**Challenge**
Gather each line of the entries below that includes "base".

*****

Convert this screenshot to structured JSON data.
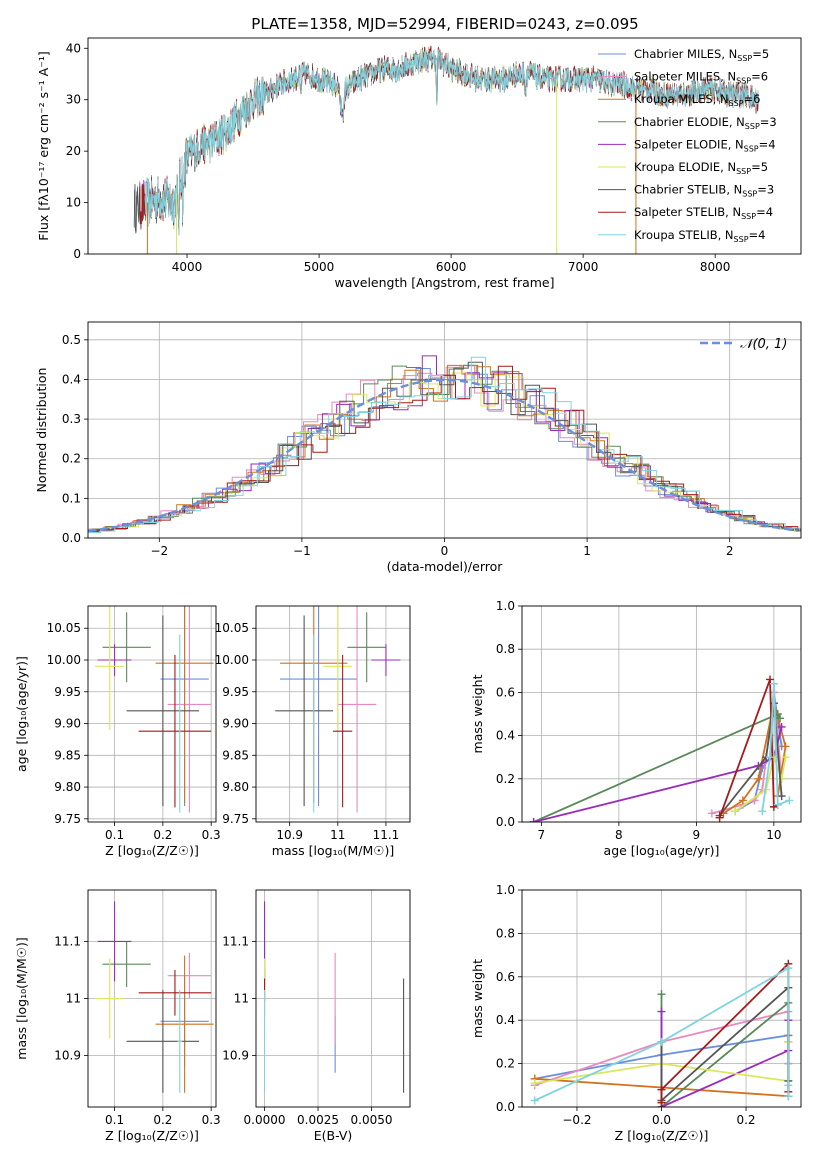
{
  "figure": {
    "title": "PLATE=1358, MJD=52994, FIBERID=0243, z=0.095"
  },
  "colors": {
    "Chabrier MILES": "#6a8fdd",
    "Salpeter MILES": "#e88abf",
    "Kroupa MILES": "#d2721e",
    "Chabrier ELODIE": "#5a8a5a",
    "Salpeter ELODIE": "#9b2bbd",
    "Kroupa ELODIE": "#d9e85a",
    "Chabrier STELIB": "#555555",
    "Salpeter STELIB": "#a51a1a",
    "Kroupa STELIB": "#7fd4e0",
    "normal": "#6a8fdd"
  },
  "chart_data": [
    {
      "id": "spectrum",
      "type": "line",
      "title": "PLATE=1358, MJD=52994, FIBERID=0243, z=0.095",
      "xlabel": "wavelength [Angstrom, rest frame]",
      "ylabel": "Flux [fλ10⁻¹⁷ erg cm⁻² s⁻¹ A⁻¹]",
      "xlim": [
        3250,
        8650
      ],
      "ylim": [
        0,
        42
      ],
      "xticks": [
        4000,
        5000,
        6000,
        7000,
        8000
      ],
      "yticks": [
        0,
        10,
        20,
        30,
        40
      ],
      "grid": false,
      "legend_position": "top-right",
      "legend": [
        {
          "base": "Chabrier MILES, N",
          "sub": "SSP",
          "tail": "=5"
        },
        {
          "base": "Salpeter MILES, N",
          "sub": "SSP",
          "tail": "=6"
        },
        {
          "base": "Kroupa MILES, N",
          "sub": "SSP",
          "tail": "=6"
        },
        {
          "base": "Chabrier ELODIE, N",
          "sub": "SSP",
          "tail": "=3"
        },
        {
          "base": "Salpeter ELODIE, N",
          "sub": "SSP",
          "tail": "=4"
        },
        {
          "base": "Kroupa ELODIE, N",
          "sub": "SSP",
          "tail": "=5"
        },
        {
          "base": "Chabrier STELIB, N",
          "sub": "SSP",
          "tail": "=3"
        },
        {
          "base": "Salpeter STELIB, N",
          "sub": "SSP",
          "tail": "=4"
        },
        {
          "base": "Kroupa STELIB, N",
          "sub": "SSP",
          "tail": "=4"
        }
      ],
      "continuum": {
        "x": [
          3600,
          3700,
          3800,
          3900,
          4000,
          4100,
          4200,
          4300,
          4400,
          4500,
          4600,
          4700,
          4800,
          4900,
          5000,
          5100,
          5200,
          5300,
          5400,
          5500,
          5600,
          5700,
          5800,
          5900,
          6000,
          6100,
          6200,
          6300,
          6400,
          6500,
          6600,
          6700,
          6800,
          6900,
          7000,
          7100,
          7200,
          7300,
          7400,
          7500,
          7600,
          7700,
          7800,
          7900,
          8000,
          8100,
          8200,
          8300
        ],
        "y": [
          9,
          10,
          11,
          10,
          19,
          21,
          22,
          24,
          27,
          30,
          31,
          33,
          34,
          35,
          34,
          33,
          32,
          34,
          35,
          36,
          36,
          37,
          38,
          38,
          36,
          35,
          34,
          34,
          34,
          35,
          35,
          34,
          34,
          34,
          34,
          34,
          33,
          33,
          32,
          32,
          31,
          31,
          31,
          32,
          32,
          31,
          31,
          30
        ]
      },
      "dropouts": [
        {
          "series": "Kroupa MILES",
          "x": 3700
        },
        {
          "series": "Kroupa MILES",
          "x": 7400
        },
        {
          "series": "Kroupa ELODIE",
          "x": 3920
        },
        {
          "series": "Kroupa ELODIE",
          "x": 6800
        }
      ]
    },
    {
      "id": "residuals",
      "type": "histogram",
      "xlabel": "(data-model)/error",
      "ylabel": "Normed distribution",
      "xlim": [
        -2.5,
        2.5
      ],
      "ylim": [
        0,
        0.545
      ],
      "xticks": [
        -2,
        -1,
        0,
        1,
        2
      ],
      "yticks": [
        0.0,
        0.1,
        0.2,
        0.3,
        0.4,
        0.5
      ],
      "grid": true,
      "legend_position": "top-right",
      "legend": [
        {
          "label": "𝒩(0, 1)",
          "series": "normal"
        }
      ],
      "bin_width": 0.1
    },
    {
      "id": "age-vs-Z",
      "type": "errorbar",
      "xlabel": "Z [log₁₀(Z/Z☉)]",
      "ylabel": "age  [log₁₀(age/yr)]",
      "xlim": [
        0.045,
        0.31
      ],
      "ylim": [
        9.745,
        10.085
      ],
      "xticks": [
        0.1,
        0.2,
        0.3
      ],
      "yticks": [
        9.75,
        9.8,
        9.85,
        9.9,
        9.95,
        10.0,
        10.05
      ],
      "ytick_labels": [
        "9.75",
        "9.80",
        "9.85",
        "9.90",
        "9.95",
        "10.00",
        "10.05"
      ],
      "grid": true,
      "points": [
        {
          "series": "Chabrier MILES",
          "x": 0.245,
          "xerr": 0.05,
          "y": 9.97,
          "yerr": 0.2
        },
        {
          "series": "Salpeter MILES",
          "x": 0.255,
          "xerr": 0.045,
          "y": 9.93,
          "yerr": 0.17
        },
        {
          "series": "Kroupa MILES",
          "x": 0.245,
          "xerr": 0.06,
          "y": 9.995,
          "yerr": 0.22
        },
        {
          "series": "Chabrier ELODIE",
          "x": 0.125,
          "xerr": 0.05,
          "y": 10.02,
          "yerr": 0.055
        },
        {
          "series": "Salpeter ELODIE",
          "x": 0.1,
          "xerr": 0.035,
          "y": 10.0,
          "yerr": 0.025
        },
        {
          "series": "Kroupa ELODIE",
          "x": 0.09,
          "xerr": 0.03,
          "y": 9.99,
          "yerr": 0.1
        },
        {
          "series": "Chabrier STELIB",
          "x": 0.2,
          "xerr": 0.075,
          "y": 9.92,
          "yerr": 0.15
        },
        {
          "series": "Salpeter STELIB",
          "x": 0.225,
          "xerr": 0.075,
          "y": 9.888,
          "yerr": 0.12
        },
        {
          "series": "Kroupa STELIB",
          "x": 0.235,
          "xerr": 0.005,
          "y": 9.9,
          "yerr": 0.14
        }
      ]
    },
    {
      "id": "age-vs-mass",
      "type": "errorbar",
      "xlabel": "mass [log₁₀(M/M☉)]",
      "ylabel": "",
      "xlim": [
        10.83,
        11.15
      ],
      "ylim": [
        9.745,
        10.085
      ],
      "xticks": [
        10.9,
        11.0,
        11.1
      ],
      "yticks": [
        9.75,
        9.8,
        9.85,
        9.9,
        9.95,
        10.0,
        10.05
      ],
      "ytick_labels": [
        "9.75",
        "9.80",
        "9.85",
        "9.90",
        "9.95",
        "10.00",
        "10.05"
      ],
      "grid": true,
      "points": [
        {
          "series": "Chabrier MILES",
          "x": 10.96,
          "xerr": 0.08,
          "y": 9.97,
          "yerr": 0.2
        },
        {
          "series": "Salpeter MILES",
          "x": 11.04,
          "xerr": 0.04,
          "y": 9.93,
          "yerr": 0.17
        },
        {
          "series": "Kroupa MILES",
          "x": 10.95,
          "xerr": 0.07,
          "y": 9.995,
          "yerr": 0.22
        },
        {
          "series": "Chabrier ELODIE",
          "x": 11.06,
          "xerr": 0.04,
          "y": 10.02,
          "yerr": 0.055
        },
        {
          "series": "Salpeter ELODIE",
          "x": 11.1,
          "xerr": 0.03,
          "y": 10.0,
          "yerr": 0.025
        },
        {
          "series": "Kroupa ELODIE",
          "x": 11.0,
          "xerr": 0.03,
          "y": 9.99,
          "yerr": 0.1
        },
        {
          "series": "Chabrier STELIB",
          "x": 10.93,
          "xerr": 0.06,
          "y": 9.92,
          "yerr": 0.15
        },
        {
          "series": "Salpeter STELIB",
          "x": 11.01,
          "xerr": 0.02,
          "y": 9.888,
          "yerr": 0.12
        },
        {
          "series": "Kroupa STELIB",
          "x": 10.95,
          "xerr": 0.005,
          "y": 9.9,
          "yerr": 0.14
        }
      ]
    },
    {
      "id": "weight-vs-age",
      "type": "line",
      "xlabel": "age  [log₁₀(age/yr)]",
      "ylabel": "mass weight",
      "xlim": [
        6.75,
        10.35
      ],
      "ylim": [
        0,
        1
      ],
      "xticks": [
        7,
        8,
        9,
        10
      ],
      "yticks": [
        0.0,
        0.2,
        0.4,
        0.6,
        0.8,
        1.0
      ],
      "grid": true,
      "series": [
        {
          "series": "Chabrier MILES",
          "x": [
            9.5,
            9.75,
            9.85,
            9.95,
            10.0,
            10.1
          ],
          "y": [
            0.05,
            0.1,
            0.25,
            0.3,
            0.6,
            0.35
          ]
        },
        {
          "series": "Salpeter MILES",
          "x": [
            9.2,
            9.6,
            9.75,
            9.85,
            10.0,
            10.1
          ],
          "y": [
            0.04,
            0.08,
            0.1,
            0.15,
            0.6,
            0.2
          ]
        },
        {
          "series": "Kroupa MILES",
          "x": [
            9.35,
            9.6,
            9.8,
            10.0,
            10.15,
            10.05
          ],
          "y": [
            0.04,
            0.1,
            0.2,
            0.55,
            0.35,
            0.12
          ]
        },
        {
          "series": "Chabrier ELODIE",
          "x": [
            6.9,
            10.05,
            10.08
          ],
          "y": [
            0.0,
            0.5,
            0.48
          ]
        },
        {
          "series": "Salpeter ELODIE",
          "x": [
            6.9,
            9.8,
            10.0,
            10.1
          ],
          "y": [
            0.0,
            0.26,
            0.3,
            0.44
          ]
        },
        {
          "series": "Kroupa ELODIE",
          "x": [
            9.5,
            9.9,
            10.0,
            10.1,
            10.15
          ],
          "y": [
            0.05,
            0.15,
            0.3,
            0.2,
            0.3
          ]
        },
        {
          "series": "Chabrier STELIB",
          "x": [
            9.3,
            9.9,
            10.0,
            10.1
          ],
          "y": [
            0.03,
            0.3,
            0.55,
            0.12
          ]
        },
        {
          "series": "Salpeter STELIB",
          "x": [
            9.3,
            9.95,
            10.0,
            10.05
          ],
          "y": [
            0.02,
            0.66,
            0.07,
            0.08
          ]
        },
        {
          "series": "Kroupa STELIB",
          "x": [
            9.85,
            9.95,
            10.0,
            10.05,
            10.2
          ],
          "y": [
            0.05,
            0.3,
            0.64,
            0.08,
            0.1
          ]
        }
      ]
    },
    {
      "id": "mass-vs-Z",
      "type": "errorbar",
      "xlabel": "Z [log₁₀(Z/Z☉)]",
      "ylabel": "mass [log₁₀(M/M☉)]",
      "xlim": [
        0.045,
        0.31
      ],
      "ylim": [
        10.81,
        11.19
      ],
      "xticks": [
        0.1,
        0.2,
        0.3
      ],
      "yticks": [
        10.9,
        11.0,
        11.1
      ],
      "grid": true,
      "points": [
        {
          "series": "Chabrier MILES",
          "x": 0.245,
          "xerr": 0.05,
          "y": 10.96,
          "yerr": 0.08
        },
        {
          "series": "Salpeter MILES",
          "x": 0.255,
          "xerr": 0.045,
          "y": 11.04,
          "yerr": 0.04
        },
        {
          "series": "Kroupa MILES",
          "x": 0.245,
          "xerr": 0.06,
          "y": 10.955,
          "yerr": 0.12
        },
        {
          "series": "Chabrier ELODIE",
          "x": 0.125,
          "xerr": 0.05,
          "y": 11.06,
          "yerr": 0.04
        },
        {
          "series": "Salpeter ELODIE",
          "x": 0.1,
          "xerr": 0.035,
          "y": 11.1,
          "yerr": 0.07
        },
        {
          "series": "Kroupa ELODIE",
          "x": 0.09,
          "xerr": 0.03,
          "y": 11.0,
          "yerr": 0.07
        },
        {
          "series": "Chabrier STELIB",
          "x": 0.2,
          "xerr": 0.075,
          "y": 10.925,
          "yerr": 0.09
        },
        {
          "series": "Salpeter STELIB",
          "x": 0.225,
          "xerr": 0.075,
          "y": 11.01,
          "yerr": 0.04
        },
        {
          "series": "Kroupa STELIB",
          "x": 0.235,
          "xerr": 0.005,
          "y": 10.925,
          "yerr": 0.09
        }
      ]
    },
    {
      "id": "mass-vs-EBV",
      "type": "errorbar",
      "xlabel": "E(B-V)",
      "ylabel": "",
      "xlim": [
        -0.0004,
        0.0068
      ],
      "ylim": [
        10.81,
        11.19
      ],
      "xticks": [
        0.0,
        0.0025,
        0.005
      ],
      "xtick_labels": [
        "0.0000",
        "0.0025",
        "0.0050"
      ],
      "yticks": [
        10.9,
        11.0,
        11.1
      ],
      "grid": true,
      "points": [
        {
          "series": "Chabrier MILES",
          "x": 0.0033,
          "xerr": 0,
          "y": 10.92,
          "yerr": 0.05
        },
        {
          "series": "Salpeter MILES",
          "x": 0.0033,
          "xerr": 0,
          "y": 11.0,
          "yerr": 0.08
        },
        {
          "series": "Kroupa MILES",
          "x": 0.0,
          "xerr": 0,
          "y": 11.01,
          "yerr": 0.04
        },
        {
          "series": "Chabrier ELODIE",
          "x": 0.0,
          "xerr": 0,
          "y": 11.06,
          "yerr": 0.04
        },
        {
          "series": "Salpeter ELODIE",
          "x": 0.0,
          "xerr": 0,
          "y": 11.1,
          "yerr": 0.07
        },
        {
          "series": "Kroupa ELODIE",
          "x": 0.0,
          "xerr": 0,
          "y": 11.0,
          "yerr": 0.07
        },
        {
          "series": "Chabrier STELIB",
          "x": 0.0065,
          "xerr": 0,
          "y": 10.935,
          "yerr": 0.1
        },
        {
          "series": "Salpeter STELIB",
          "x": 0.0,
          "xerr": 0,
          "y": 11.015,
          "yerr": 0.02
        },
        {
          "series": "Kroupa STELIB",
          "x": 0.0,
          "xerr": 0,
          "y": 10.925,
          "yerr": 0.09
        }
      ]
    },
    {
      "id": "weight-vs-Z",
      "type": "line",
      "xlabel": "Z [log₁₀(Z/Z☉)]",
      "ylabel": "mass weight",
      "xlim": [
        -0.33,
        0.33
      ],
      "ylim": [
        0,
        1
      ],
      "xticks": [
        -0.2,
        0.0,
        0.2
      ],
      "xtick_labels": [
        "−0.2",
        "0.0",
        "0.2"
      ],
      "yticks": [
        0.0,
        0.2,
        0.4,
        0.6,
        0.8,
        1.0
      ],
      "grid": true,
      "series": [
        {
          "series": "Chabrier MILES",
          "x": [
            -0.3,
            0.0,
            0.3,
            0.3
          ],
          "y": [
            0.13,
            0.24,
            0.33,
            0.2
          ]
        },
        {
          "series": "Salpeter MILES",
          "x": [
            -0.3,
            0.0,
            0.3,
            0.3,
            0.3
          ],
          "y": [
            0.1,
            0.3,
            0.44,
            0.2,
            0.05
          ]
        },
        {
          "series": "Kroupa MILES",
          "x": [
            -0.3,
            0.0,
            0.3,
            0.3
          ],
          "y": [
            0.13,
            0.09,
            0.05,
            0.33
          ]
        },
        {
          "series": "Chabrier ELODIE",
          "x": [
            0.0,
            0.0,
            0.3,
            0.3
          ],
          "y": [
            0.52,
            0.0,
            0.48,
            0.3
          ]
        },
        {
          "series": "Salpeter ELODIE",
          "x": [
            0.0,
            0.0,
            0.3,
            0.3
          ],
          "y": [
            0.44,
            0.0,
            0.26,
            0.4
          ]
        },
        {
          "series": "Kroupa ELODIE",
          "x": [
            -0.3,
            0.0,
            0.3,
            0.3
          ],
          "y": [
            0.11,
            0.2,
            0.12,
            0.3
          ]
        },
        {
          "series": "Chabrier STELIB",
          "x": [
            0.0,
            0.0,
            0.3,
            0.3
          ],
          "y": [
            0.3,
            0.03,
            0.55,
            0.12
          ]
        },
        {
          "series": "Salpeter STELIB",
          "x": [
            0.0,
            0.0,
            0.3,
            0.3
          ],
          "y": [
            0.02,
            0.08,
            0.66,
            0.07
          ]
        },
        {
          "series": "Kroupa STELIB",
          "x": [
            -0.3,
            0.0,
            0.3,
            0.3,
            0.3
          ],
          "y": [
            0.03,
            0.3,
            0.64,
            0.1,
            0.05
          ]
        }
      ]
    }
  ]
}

*****

**Task answer**
          "base": "Chabrier MILES, N",
          "base": "Salpeter MILES, N",
          "base": "Kroupa MILES, N",
          "base": "Chabrier ELODIE, N",
          "base": "Salpeter ELODIE, N",
          "base": "Kroupa ELODIE, N",
          "base": "Chabrier STELIB, N",
          "base": "Salpeter STELIB, N",
          "base": "Kroupa STELIB, N",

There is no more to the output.